WHAT IS ASKED → Leave out the pictures and reproduce all of the data exactly.

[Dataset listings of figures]
>> Start
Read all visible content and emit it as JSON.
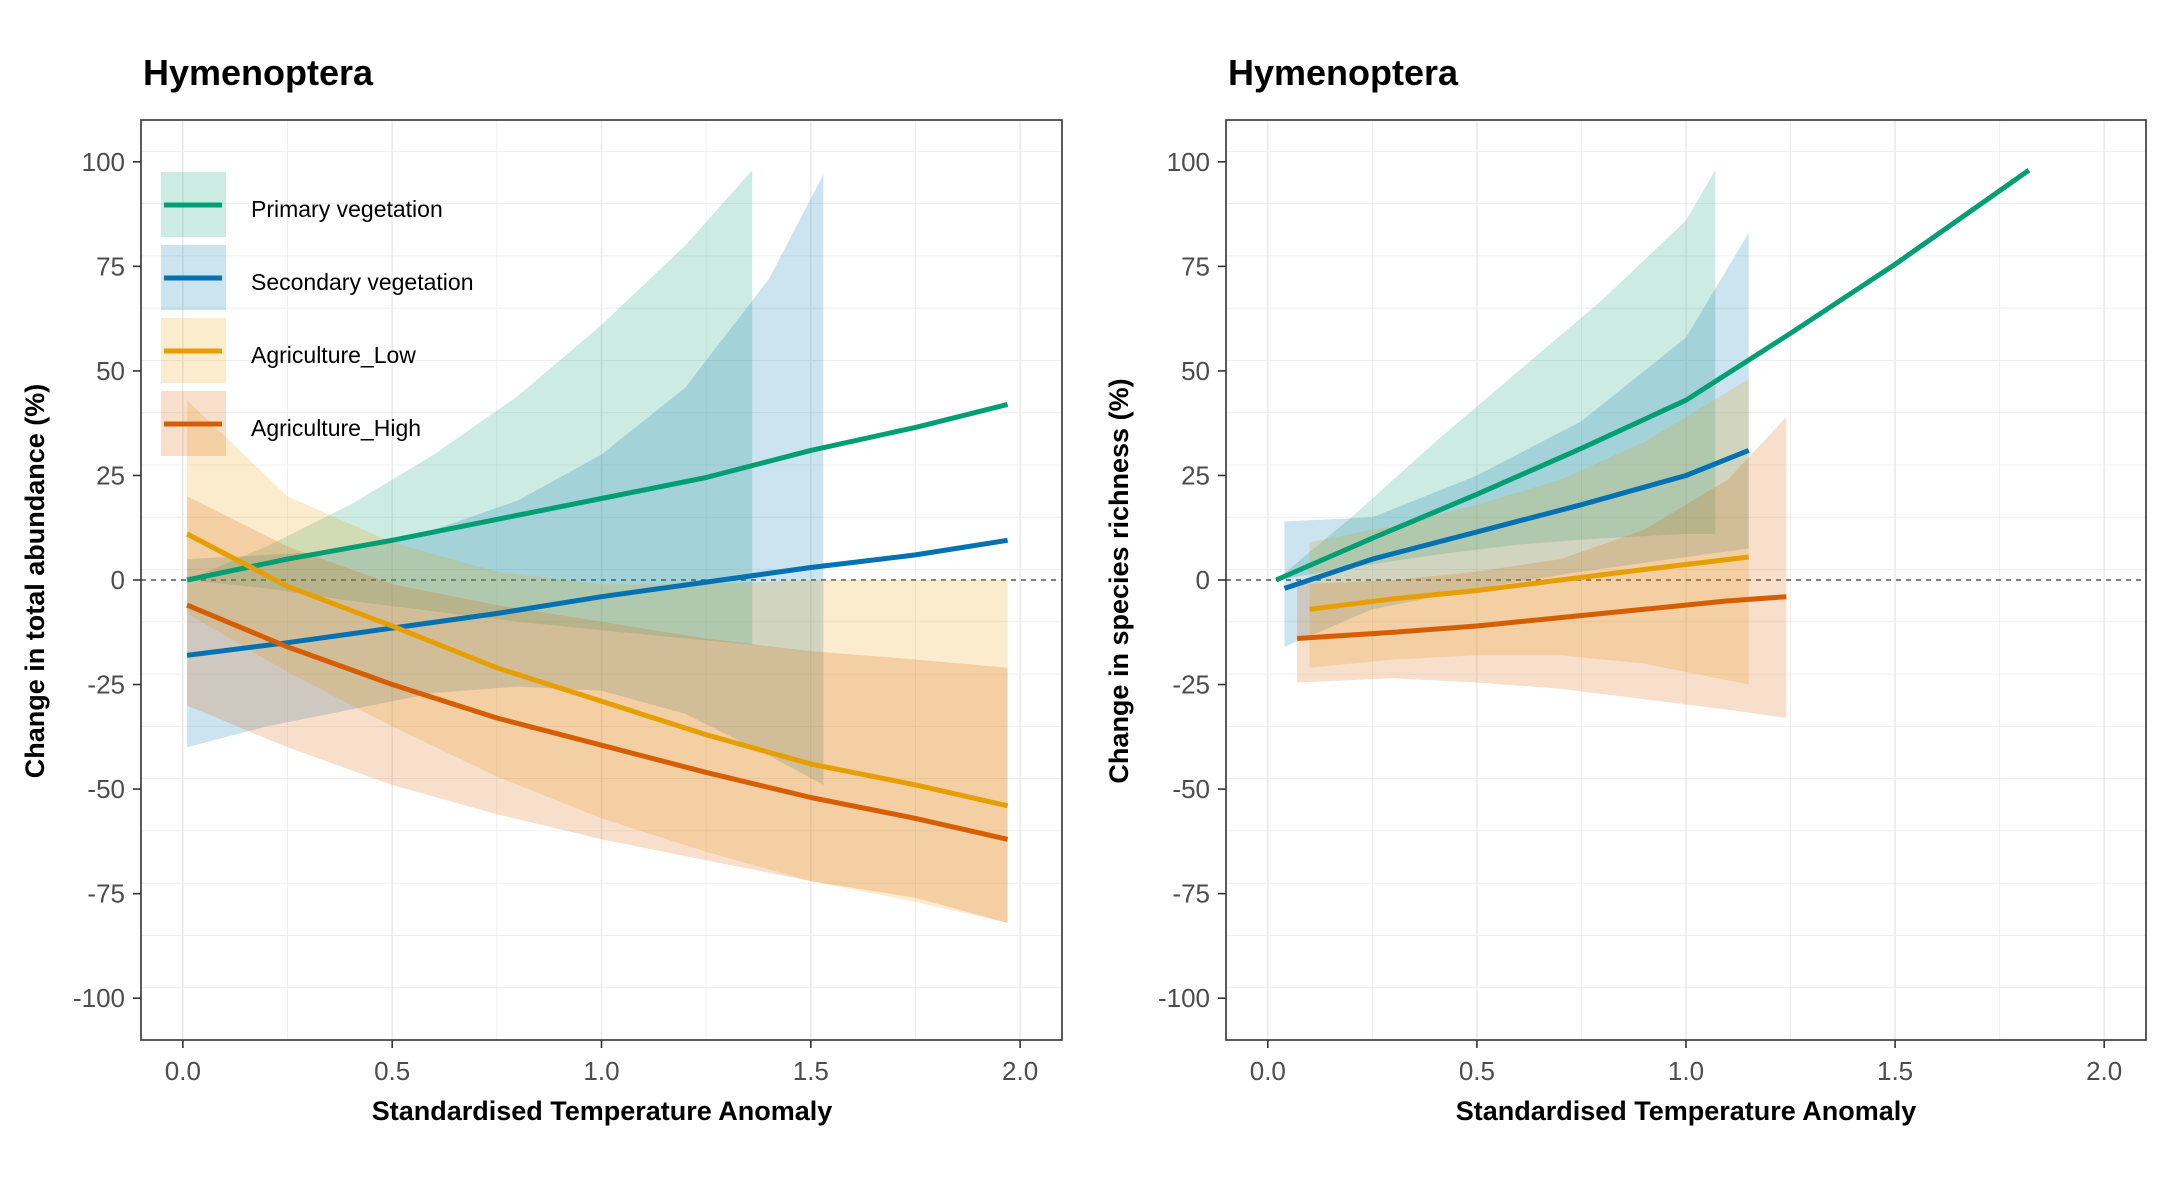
{
  "colors": {
    "primary_vegetation": "#009E73",
    "secondary_vegetation": "#0072B2",
    "agriculture_low": "#E69F00",
    "agriculture_high": "#D55E00",
    "grid": "#ebebeb",
    "reference_line": "#555555"
  },
  "legend": {
    "placement": "top-left inside left panel",
    "entries": [
      "Primary vegetation",
      "Secondary vegetation",
      "Agriculture_Low",
      "Agriculture_High"
    ]
  },
  "chart_data": [
    {
      "type": "line",
      "title": "Hymenoptera",
      "xlabel": "Standardised Temperature Anomaly",
      "ylabel": "Change in total abundance (%)",
      "xlim": [
        -0.1,
        2.1
      ],
      "ylim": [
        -110,
        110
      ],
      "xticks": [
        "0.0",
        "0.5",
        "1.0",
        "1.5",
        "2.0"
      ],
      "yticks": [
        "100",
        "75",
        "50",
        "25",
        "0",
        "-25",
        "-50",
        "-75",
        "-100"
      ],
      "grid": true,
      "reference_line_y": 0,
      "series": [
        {
          "name": "Primary vegetation",
          "x": [
            0.01,
            0.25,
            0.5,
            0.75,
            1.0,
            1.25,
            1.5,
            1.75,
            1.97
          ],
          "y": [
            0,
            5,
            9.5,
            14.5,
            19.5,
            24.5,
            31,
            36.5,
            42
          ],
          "ci_x": [
            0.01,
            0.2,
            0.4,
            0.6,
            0.8,
            1.0,
            1.2,
            1.36
          ],
          "ci_lower": [
            0,
            -2,
            -5,
            -7.5,
            -10,
            -12,
            -14,
            -15.5
          ],
          "ci_upper": [
            0,
            8,
            18,
            30,
            44,
            61,
            80,
            98
          ]
        },
        {
          "name": "Secondary vegetation",
          "x": [
            0.01,
            0.25,
            0.5,
            0.75,
            1.0,
            1.25,
            1.5,
            1.75,
            1.97
          ],
          "y": [
            -18,
            -15,
            -11.5,
            -8,
            -4,
            -0.5,
            3,
            6,
            9.5
          ],
          "ci_x": [
            0.01,
            0.2,
            0.4,
            0.6,
            0.8,
            1.0,
            1.2,
            1.4,
            1.53
          ],
          "ci_lower": [
            -40,
            -35,
            -31,
            -27,
            -25.5,
            -26.5,
            -32,
            -42,
            -49
          ],
          "ci_upper": [
            5,
            6,
            7,
            12,
            19,
            30,
            46,
            72,
            97
          ]
        },
        {
          "name": "Agriculture_Low",
          "x": [
            0.01,
            0.25,
            0.5,
            0.75,
            1.0,
            1.25,
            1.5,
            1.75,
            1.97
          ],
          "y": [
            11,
            -1.5,
            -11,
            -21,
            -29,
            -37,
            -44,
            -49,
            -54
          ],
          "ci_x": [
            0.01,
            0.25,
            0.5,
            0.75,
            1.0,
            1.25,
            1.5,
            1.75,
            1.97
          ],
          "ci_lower": [
            -8,
            -22,
            -35,
            -47,
            -57,
            -65,
            -72,
            -77,
            -82
          ],
          "ci_upper": [
            43,
            20,
            9,
            2,
            -1,
            -1,
            0,
            0,
            0
          ]
        },
        {
          "name": "Agriculture_High",
          "x": [
            0.01,
            0.25,
            0.5,
            0.75,
            1.0,
            1.25,
            1.5,
            1.75,
            1.97
          ],
          "y": [
            -6,
            -16,
            -25,
            -33,
            -39.5,
            -46,
            -52,
            -57,
            -62
          ],
          "ci_x": [
            0.01,
            0.25,
            0.5,
            0.75,
            1.0,
            1.25,
            1.5,
            1.75,
            1.97
          ],
          "ci_lower": [
            -30,
            -40,
            -49,
            -56,
            -62,
            -67,
            -72,
            -76,
            -82
          ],
          "ci_upper": [
            20,
            8,
            -1,
            -6,
            -10,
            -14,
            -17,
            -19,
            -21
          ]
        }
      ]
    },
    {
      "type": "line",
      "title": "Hymenoptera",
      "xlabel": "Standardised Temperature Anomaly",
      "ylabel": "Change in species richness (%)",
      "xlim": [
        -0.1,
        2.1
      ],
      "ylim": [
        -110,
        110
      ],
      "xticks": [
        "0.0",
        "0.5",
        "1.0",
        "1.5",
        "2.0"
      ],
      "yticks": [
        "100",
        "75",
        "50",
        "25",
        "0",
        "-25",
        "-50",
        "-75",
        "-100"
      ],
      "grid": true,
      "reference_line_y": 0,
      "series": [
        {
          "name": "Primary vegetation",
          "x": [
            0.02,
            0.25,
            0.5,
            0.75,
            1.0,
            1.25,
            1.5,
            1.82
          ],
          "y": [
            0,
            10,
            20.5,
            31.5,
            43,
            59,
            75.5,
            98
          ],
          "ci_x": [
            0.02,
            0.2,
            0.4,
            0.6,
            0.8,
            1.0,
            1.07
          ],
          "ci_lower": [
            0,
            3,
            6,
            8.5,
            10,
            11,
            11
          ],
          "ci_upper": [
            0,
            15,
            33,
            50,
            67,
            86,
            98
          ]
        },
        {
          "name": "Secondary vegetation",
          "x": [
            0.04,
            0.25,
            0.5,
            0.75,
            1.0,
            1.15
          ],
          "y": [
            -2,
            5,
            11.5,
            18,
            25,
            31
          ],
          "ci_x": [
            0.04,
            0.25,
            0.5,
            0.75,
            1.0,
            1.15
          ],
          "ci_lower": [
            -16,
            -7,
            -2,
            2,
            5.5,
            7.5
          ],
          "ci_upper": [
            14,
            15,
            25,
            38,
            58,
            83
          ]
        },
        {
          "name": "Agriculture_Low",
          "x": [
            0.1,
            0.3,
            0.5,
            0.7,
            0.9,
            1.15
          ],
          "y": [
            -7,
            -4.5,
            -2.5,
            0,
            2.5,
            5.5
          ],
          "ci_x": [
            0.1,
            0.3,
            0.5,
            0.7,
            0.9,
            1.15
          ],
          "ci_lower": [
            -21,
            -19,
            -18,
            -18,
            -20,
            -25
          ],
          "ci_upper": [
            9,
            13,
            18,
            24,
            33,
            48
          ]
        },
        {
          "name": "Agriculture_High",
          "x": [
            0.07,
            0.3,
            0.5,
            0.7,
            0.9,
            1.1,
            1.24
          ],
          "y": [
            -14,
            -12.5,
            -11,
            -9,
            -7,
            -5,
            -4
          ],
          "ci_x": [
            0.07,
            0.3,
            0.5,
            0.7,
            0.9,
            1.1,
            1.24
          ],
          "ci_lower": [
            -24.5,
            -23.5,
            -24.5,
            -26,
            -28.5,
            -31,
            -33
          ],
          "ci_upper": [
            -1,
            0,
            2,
            5,
            12,
            24,
            39
          ]
        }
      ]
    }
  ]
}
>> End
EXERCISE SOLUTION →
Read all visible content and emit it as JSON.
{
  "colors": {
    "primary_vegetation": "#009E73",
    "secondary_vegetation": "#0072B2",
    "agriculture_low": "#E69F00",
    "agriculture_high": "#D55E00",
    "grid": "#ebebeb",
    "reference_line": "#555555"
  },
  "legend": {
    "placement": "top-left inside left panel",
    "entries": [
      "Primary vegetation",
      "Secondary vegetation",
      "Agriculture_Low",
      "Agriculture_High"
    ]
  },
  "chart_data": [
    {
      "type": "line",
      "title": "Hymenoptera",
      "xlabel": "Standardised Temperature Anomaly",
      "ylabel": "Change in total abundance (%)",
      "xlim": [
        -0.1,
        2.1
      ],
      "ylim": [
        -110,
        110
      ],
      "xticks": [
        "0.0",
        "0.5",
        "1.0",
        "1.5",
        "2.0"
      ],
      "yticks": [
        "100",
        "75",
        "50",
        "25",
        "0",
        "-25",
        "-50",
        "-75",
        "-100"
      ],
      "grid": true,
      "reference_line_y": 0,
      "series": [
        {
          "name": "Primary vegetation",
          "x": [
            0.01,
            0.25,
            0.5,
            0.75,
            1.0,
            1.25,
            1.5,
            1.75,
            1.97
          ],
          "y": [
            0,
            5,
            9.5,
            14.5,
            19.5,
            24.5,
            31,
            36.5,
            42
          ],
          "ci_x": [
            0.01,
            0.2,
            0.4,
            0.6,
            0.8,
            1.0,
            1.2,
            1.36
          ],
          "ci_lower": [
            0,
            -2,
            -5,
            -7.5,
            -10,
            -12,
            -14,
            -15.5
          ],
          "ci_upper": [
            0,
            8,
            18,
            30,
            44,
            61,
            80,
            98
          ]
        },
        {
          "name": "Secondary vegetation",
          "x": [
            0.01,
            0.25,
            0.5,
            0.75,
            1.0,
            1.25,
            1.5,
            1.75,
            1.97
          ],
          "y": [
            -18,
            -15,
            -11.5,
            -8,
            -4,
            -0.5,
            3,
            6,
            9.5
          ],
          "ci_x": [
            0.01,
            0.2,
            0.4,
            0.6,
            0.8,
            1.0,
            1.2,
            1.4,
            1.53
          ],
          "ci_lower": [
            -40,
            -35,
            -31,
            -27,
            -25.5,
            -26.5,
            -32,
            -42,
            -49
          ],
          "ci_upper": [
            5,
            6,
            7,
            12,
            19,
            30,
            46,
            72,
            97
          ]
        },
        {
          "name": "Agriculture_Low",
          "x": [
            0.01,
            0.25,
            0.5,
            0.75,
            1.0,
            1.25,
            1.5,
            1.75,
            1.97
          ],
          "y": [
            11,
            -1.5,
            -11,
            -21,
            -29,
            -37,
            -44,
            -49,
            -54
          ],
          "ci_x": [
            0.01,
            0.25,
            0.5,
            0.75,
            1.0,
            1.25,
            1.5,
            1.75,
            1.97
          ],
          "ci_lower": [
            -8,
            -22,
            -35,
            -47,
            -57,
            -65,
            -72,
            -77,
            -82
          ],
          "ci_upper": [
            43,
            20,
            9,
            2,
            -1,
            -1,
            0,
            0,
            0
          ]
        },
        {
          "name": "Agriculture_High",
          "x": [
            0.01,
            0.25,
            0.5,
            0.75,
            1.0,
            1.25,
            1.5,
            1.75,
            1.97
          ],
          "y": [
            -6,
            -16,
            -25,
            -33,
            -39.5,
            -46,
            -52,
            -57,
            -62
          ],
          "ci_x": [
            0.01,
            0.25,
            0.5,
            0.75,
            1.0,
            1.25,
            1.5,
            1.75,
            1.97
          ],
          "ci_lower": [
            -30,
            -40,
            -49,
            -56,
            -62,
            -67,
            -72,
            -76,
            -82
          ],
          "ci_upper": [
            20,
            8,
            -1,
            -6,
            -10,
            -14,
            -17,
            -19,
            -21
          ]
        }
      ]
    },
    {
      "type": "line",
      "title": "Hymenoptera",
      "xlabel": "Standardised Temperature Anomaly",
      "ylabel": "Change in species richness (%)",
      "xlim": [
        -0.1,
        2.1
      ],
      "ylim": [
        -110,
        110
      ],
      "xticks": [
        "0.0",
        "0.5",
        "1.0",
        "1.5",
        "2.0"
      ],
      "yticks": [
        "100",
        "75",
        "50",
        "25",
        "0",
        "-25",
        "-50",
        "-75",
        "-100"
      ],
      "grid": true,
      "reference_line_y": 0,
      "series": [
        {
          "name": "Primary vegetation",
          "x": [
            0.02,
            0.25,
            0.5,
            0.75,
            1.0,
            1.25,
            1.5,
            1.82
          ],
          "y": [
            0,
            10,
            20.5,
            31.5,
            43,
            59,
            75.5,
            98
          ],
          "ci_x": [
            0.02,
            0.2,
            0.4,
            0.6,
            0.8,
            1.0,
            1.07
          ],
          "ci_lower": [
            0,
            3,
            6,
            8.5,
            10,
            11,
            11
          ],
          "ci_upper": [
            0,
            15,
            33,
            50,
            67,
            86,
            98
          ]
        },
        {
          "name": "Secondary vegetation",
          "x": [
            0.04,
            0.25,
            0.5,
            0.75,
            1.0,
            1.15
          ],
          "y": [
            -2,
            5,
            11.5,
            18,
            25,
            31
          ],
          "ci_x": [
            0.04,
            0.25,
            0.5,
            0.75,
            1.0,
            1.15
          ],
          "ci_lower": [
            -16,
            -7,
            -2,
            2,
            5.5,
            7.5
          ],
          "ci_upper": [
            14,
            15,
            25,
            38,
            58,
            83
          ]
        },
        {
          "name": "Agriculture_Low",
          "x": [
            0.1,
            0.3,
            0.5,
            0.7,
            0.9,
            1.15
          ],
          "y": [
            -7,
            -4.5,
            -2.5,
            0,
            2.5,
            5.5
          ],
          "ci_x": [
            0.1,
            0.3,
            0.5,
            0.7,
            0.9,
            1.15
          ],
          "ci_lower": [
            -21,
            -19,
            -18,
            -18,
            -20,
            -25
          ],
          "ci_upper": [
            9,
            13,
            18,
            24,
            33,
            48
          ]
        },
        {
          "name": "Agriculture_High",
          "x": [
            0.07,
            0.3,
            0.5,
            0.7,
            0.9,
            1.1,
            1.24
          ],
          "y": [
            -14,
            -12.5,
            -11,
            -9,
            -7,
            -5,
            -4
          ],
          "ci_x": [
            0.07,
            0.3,
            0.5,
            0.7,
            0.9,
            1.1,
            1.24
          ],
          "ci_lower": [
            -24.5,
            -23.5,
            -24.5,
            -26,
            -28.5,
            -31,
            -33
          ],
          "ci_upper": [
            -1,
            0,
            2,
            5,
            12,
            24,
            39
          ]
        }
      ]
    }
  ]
}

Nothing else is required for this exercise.